*Problem statement*:
Count, in the entries, the lines with "document". Answer with the number only.

Records from a dataset:
......

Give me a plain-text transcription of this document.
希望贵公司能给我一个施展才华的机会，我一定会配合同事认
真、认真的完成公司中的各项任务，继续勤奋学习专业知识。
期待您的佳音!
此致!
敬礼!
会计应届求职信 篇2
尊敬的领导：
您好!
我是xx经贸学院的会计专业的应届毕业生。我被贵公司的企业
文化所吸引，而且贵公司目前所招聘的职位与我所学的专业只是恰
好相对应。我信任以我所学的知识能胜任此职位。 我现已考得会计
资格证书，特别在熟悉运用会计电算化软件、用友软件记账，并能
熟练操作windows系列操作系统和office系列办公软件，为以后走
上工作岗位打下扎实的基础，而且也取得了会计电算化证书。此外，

......

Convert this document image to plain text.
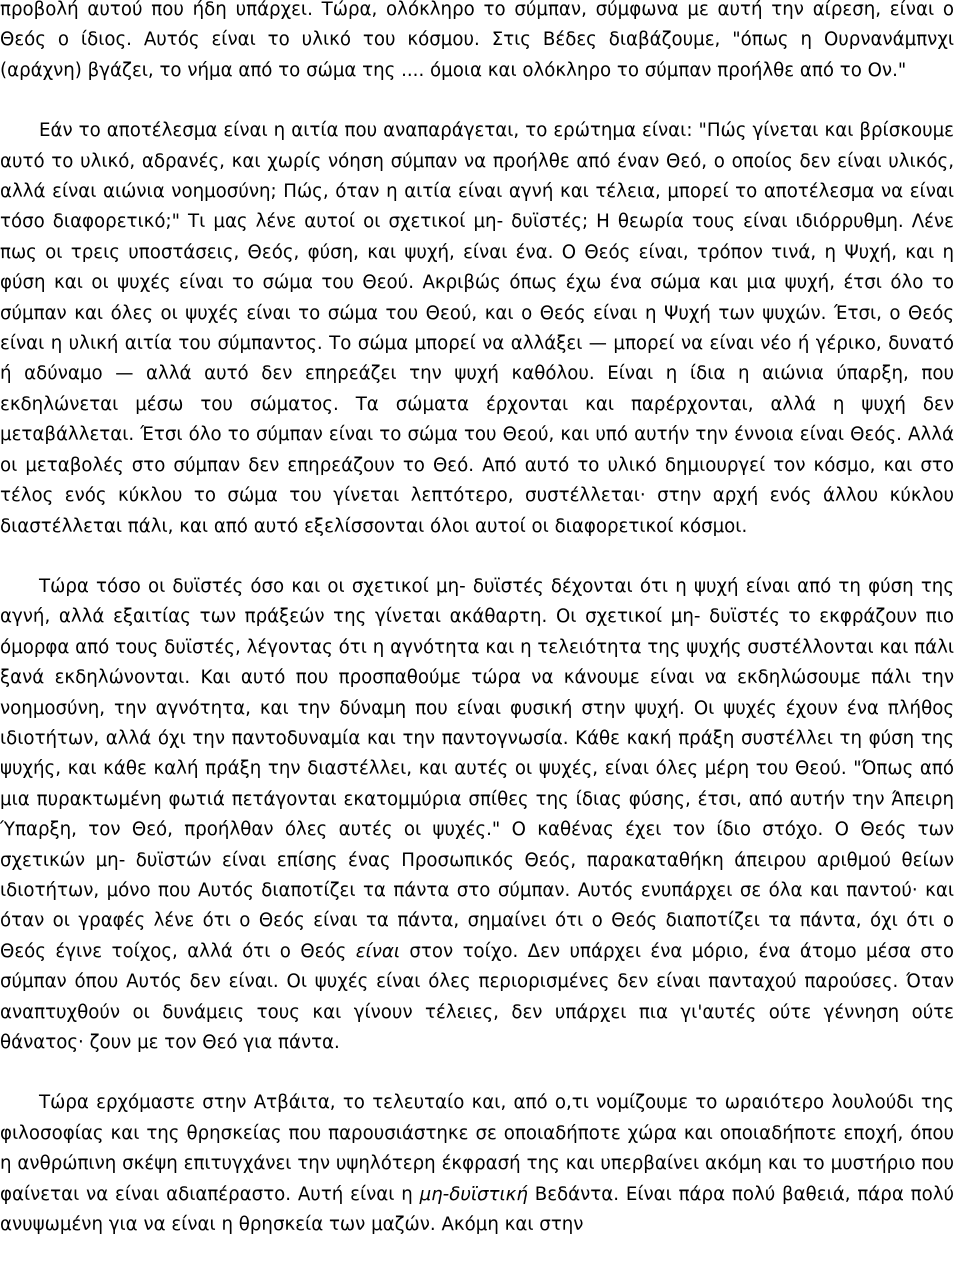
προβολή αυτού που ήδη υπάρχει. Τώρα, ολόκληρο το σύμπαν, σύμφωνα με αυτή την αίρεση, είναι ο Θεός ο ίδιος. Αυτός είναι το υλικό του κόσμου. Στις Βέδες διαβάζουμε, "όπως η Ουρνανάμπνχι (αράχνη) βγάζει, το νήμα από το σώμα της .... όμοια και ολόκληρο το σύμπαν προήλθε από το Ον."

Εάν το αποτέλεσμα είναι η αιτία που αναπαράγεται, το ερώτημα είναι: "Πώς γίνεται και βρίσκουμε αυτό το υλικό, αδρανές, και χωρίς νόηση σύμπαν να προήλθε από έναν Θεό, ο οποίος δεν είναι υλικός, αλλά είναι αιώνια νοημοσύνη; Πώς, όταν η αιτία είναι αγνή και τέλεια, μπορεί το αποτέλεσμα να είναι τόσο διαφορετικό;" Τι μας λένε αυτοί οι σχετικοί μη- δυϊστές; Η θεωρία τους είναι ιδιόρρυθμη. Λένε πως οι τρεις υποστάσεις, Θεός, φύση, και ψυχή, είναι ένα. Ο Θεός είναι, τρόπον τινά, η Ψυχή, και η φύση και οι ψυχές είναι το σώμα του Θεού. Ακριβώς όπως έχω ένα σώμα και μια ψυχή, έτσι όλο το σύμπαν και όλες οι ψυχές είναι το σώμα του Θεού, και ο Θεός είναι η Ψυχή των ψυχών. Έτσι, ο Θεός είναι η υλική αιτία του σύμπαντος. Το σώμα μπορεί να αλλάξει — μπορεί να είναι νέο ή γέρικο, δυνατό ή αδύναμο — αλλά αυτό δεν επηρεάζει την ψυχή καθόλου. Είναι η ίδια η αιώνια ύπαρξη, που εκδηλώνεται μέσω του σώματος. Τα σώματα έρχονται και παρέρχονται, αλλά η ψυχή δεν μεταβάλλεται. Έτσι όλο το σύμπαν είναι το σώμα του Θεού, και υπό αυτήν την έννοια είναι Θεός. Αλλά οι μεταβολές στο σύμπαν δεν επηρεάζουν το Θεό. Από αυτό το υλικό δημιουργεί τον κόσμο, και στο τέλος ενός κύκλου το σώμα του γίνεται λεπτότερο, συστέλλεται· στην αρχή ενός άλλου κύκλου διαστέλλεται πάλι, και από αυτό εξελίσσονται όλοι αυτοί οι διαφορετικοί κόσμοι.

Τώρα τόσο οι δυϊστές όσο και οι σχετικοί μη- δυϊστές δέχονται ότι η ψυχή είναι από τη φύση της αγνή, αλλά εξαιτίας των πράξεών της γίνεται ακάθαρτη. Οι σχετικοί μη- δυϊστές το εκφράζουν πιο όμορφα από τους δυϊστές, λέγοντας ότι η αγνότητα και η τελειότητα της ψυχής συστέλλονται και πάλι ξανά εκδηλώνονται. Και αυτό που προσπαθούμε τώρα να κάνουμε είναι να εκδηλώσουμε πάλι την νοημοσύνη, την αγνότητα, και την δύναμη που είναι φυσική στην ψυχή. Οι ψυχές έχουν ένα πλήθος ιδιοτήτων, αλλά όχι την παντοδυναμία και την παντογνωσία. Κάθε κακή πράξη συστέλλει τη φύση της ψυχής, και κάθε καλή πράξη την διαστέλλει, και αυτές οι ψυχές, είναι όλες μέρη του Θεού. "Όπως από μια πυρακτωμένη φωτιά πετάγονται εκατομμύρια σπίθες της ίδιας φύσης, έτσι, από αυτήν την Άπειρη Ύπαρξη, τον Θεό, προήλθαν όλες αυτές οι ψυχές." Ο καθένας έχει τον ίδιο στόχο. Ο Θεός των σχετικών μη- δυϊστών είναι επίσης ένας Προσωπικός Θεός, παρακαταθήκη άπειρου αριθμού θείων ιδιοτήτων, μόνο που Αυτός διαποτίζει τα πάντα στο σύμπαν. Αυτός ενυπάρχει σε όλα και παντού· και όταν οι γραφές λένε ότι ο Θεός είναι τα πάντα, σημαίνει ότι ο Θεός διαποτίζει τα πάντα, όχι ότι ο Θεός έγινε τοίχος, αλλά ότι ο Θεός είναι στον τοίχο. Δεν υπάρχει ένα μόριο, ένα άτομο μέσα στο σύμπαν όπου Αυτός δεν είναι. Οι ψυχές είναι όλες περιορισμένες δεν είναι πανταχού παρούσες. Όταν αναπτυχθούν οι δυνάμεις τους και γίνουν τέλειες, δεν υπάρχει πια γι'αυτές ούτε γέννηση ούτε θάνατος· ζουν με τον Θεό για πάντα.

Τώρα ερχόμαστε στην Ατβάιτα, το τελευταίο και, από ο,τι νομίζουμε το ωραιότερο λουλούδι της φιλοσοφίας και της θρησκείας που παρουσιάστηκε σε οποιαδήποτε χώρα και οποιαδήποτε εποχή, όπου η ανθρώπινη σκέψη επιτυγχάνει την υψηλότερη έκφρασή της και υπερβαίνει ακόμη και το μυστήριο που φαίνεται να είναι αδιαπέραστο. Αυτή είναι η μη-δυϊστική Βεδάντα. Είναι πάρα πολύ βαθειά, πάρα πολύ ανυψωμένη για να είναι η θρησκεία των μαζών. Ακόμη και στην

......

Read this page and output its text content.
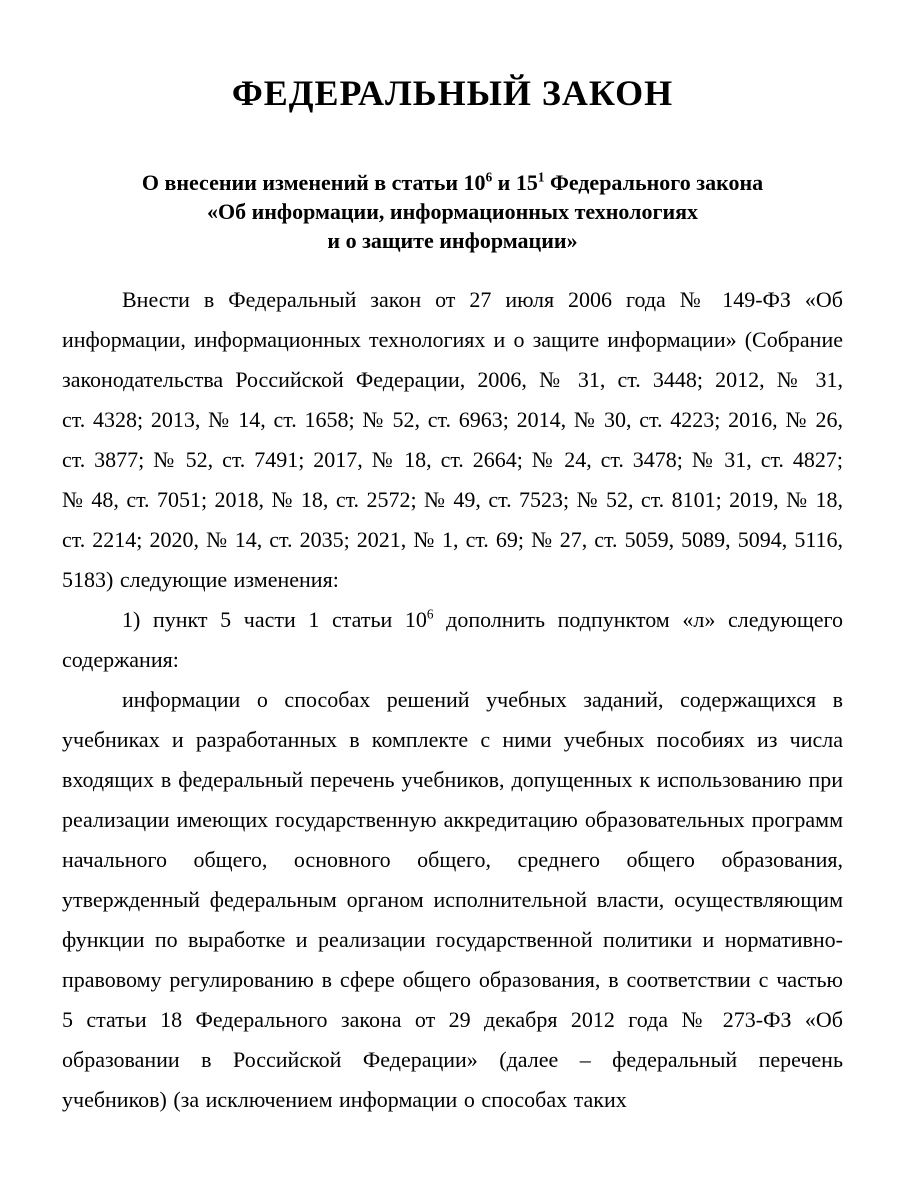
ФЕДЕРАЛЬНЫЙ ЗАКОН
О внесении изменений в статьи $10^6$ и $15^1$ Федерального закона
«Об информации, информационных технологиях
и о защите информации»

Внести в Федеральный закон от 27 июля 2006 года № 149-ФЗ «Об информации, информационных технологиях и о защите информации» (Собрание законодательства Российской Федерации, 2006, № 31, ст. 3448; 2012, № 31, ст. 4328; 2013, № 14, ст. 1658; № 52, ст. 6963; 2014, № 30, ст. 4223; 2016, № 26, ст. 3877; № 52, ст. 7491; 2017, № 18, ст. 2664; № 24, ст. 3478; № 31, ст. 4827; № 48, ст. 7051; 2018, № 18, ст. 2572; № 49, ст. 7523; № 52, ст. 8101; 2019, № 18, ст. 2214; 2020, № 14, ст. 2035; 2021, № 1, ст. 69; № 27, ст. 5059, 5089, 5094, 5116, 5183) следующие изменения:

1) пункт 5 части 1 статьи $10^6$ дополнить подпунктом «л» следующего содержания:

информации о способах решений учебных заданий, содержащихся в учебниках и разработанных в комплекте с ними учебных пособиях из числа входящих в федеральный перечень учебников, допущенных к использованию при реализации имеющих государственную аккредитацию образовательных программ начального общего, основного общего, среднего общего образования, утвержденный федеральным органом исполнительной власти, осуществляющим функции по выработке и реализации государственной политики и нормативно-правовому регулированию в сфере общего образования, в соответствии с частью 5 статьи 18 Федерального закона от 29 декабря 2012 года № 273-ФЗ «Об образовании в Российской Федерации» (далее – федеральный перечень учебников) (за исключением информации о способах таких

......

*Solution for this exercise*:
2